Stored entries
──────────────────────────────
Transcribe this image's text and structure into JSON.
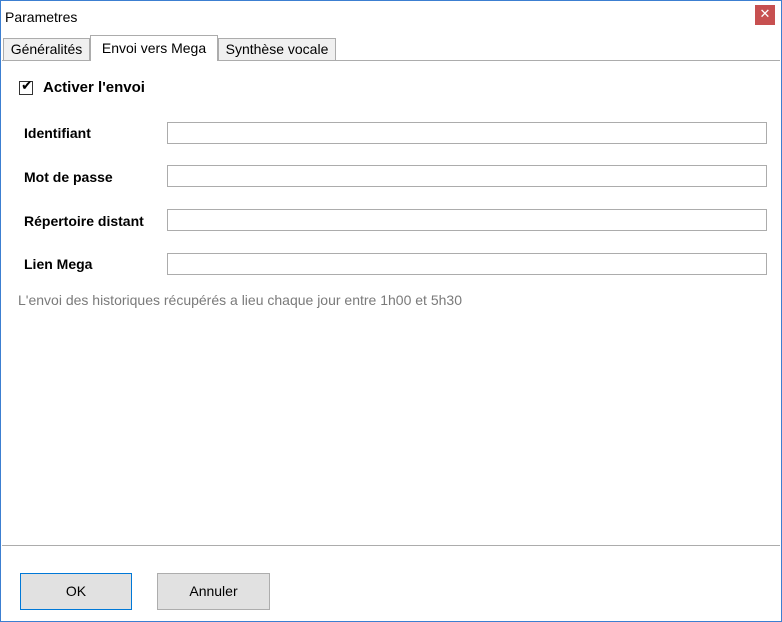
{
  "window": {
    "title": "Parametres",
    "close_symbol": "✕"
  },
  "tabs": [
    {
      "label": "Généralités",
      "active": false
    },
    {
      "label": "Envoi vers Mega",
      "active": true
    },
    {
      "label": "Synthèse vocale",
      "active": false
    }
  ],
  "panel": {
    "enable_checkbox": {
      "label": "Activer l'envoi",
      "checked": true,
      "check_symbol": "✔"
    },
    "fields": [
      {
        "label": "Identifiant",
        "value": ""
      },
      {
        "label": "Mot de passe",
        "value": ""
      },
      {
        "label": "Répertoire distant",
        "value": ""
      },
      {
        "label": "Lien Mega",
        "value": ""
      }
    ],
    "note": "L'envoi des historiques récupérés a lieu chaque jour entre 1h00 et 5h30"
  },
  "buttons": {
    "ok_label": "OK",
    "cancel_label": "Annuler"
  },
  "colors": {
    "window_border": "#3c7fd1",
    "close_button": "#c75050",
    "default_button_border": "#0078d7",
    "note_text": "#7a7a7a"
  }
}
──────────────────────────────
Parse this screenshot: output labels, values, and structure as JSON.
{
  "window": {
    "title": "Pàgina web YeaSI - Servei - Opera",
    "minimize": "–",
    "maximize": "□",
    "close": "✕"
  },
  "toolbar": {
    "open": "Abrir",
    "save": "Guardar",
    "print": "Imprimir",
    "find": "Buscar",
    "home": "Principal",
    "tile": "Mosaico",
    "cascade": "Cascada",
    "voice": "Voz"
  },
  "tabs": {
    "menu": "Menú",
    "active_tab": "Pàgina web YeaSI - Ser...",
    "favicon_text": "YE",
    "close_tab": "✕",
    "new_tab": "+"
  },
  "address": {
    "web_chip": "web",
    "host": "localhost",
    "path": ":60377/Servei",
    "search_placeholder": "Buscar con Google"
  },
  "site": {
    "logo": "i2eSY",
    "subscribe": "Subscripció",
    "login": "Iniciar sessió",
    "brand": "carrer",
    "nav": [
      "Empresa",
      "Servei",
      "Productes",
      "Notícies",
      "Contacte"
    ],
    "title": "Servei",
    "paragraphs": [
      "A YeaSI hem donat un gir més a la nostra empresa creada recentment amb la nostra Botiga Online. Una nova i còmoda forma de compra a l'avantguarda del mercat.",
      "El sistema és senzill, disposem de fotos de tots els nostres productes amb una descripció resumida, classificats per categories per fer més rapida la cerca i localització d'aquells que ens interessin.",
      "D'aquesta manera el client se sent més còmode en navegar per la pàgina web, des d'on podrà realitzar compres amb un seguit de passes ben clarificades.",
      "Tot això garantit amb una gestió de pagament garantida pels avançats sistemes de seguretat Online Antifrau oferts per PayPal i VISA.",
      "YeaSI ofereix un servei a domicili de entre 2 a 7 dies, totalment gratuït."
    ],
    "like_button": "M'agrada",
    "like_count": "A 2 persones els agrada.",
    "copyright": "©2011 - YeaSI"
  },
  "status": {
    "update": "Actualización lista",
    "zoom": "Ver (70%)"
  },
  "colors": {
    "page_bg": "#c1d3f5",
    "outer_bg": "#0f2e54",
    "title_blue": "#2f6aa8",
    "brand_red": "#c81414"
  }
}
──────────────────────────────
§ **Task statement**: Extract every line that has the string "this" in it.

§ **Exercise result**:
Transcribe this image's text and structure into JSON.
Parse this screenshot: output labels, values, and structure as JSON.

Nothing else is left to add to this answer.